= Task data =
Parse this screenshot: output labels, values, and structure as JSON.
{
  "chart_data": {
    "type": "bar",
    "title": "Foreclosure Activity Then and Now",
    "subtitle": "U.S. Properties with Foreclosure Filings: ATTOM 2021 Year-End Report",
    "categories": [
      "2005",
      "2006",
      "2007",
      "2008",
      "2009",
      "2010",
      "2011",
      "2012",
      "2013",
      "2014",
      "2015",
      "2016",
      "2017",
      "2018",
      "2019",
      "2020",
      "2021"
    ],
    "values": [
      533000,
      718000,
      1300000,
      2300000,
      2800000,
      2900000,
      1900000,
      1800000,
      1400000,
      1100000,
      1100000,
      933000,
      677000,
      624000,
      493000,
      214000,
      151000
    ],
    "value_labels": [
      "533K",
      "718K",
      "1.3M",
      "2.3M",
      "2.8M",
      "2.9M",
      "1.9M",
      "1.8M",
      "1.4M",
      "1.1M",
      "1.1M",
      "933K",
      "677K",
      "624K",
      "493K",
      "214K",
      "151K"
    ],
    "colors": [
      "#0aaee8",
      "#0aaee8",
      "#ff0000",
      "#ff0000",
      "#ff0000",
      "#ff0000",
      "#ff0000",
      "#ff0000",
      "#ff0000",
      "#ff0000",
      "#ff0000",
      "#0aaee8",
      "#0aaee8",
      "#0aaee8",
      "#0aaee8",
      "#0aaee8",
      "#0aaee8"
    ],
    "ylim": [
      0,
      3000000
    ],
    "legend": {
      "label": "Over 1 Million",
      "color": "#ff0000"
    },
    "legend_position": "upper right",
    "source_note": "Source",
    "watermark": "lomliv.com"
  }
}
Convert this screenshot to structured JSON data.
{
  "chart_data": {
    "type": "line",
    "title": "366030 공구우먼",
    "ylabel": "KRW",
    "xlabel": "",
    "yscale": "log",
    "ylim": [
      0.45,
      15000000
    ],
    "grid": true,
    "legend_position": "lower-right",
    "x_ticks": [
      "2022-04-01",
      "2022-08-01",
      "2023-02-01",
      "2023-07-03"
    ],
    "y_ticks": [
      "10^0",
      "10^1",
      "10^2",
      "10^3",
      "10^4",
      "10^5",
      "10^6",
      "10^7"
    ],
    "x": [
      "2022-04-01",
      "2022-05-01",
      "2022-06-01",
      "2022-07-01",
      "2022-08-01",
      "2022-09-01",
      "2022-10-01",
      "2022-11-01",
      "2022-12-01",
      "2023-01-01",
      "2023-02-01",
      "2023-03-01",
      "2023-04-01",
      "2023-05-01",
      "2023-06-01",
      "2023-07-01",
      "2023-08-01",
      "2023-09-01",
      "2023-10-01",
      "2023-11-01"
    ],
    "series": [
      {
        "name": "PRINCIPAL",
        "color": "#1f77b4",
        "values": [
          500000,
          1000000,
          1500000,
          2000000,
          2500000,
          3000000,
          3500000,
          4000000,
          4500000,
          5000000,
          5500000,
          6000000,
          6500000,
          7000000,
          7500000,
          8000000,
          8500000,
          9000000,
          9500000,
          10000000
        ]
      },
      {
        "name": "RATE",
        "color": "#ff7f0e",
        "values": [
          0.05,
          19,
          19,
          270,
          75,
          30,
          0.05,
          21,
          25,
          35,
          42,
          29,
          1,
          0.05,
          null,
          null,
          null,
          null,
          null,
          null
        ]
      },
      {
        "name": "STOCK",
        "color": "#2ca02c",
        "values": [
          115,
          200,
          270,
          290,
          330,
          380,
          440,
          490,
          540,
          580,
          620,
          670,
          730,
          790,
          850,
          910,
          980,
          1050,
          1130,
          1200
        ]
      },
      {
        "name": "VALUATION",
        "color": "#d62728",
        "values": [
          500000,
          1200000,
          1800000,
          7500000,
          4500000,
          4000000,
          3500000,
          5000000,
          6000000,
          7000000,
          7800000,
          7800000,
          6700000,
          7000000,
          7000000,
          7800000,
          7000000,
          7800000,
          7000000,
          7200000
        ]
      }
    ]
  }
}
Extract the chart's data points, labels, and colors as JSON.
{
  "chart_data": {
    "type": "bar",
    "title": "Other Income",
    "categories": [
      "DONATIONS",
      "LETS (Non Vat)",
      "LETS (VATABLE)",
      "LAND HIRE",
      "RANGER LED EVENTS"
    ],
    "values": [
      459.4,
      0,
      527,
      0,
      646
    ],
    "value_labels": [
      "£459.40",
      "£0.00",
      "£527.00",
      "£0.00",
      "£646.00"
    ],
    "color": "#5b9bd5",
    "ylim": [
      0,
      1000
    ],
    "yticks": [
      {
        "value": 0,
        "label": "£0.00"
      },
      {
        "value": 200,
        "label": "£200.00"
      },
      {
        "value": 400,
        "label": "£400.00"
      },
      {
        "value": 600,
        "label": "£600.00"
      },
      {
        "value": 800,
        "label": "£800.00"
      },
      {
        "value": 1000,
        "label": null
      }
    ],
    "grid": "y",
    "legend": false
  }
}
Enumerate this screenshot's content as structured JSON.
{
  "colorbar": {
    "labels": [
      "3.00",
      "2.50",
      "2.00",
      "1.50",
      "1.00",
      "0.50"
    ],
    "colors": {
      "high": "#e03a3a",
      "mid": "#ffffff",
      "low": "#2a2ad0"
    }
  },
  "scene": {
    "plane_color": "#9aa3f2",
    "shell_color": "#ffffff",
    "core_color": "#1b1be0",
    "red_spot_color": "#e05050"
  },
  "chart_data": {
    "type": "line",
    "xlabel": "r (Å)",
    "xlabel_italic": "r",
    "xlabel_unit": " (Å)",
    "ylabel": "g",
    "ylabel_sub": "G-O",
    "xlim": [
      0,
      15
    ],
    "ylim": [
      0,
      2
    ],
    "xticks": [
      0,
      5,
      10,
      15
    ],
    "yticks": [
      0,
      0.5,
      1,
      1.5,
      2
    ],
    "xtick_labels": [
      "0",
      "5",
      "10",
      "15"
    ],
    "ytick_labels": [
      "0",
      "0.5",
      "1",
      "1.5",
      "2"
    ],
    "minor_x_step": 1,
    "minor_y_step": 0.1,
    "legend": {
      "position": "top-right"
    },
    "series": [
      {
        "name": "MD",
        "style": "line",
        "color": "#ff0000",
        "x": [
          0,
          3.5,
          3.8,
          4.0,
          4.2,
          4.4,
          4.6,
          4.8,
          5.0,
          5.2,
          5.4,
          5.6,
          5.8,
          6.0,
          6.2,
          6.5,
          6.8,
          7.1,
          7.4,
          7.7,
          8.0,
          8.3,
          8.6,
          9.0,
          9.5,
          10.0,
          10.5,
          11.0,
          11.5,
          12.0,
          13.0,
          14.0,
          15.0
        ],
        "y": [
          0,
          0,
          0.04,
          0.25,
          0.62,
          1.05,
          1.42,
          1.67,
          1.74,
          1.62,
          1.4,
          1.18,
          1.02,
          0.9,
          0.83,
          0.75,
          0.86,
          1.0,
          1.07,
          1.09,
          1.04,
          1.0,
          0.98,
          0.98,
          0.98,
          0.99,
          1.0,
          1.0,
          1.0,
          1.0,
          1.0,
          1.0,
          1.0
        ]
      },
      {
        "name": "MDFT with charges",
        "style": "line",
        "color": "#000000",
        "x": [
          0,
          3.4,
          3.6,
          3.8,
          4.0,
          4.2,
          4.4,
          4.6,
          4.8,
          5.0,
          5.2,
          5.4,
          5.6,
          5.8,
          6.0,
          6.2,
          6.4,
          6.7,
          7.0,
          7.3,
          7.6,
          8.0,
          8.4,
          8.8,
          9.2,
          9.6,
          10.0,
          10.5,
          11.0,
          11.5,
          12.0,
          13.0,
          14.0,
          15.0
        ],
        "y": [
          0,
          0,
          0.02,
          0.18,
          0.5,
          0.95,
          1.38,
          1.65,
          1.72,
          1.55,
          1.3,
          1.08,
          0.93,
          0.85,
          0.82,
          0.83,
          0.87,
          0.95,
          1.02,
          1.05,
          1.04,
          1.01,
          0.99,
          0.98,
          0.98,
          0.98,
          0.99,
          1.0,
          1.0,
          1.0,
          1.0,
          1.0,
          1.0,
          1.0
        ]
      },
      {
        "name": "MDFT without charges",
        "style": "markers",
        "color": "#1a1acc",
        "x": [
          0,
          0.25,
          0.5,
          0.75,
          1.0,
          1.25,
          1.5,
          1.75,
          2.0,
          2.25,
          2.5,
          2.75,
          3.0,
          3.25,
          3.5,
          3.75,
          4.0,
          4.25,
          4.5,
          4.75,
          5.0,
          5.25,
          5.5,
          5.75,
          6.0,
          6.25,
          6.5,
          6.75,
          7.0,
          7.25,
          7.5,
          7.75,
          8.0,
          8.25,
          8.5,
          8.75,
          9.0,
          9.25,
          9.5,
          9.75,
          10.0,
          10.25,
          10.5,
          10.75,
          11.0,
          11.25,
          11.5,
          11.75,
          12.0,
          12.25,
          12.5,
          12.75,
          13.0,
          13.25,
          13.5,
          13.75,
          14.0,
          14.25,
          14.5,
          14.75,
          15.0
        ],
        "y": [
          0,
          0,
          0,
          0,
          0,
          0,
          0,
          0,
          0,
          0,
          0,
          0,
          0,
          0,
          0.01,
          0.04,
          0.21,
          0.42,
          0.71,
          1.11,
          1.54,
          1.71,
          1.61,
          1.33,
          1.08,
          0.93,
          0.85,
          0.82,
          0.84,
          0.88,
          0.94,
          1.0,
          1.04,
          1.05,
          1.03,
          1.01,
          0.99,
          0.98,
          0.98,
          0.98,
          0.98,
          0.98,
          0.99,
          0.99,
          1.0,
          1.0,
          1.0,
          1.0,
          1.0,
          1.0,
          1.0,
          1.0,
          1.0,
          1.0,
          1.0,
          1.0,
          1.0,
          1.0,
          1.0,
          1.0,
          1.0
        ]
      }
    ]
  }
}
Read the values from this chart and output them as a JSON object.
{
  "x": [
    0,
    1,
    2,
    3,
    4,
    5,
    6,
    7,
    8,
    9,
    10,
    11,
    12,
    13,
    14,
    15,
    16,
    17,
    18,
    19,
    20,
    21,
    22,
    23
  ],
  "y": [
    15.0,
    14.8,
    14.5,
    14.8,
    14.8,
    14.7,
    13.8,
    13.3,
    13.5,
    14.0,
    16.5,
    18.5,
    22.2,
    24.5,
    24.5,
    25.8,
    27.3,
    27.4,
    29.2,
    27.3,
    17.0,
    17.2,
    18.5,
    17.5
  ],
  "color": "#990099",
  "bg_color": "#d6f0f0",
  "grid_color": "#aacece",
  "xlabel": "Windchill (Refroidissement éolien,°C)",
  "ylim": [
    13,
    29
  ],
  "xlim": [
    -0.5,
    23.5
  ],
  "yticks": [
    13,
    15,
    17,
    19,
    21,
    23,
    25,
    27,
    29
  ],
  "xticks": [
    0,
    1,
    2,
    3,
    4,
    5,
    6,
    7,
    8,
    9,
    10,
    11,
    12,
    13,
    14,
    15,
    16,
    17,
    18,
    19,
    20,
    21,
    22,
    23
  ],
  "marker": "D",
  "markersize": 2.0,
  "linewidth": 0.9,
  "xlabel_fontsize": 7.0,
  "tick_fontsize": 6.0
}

= What is asked =
Write down every line of the data above that includes the string "charges".

= Result of this exercise =
        "name": "MDFT with charges",
        "name": "MDFT without charges",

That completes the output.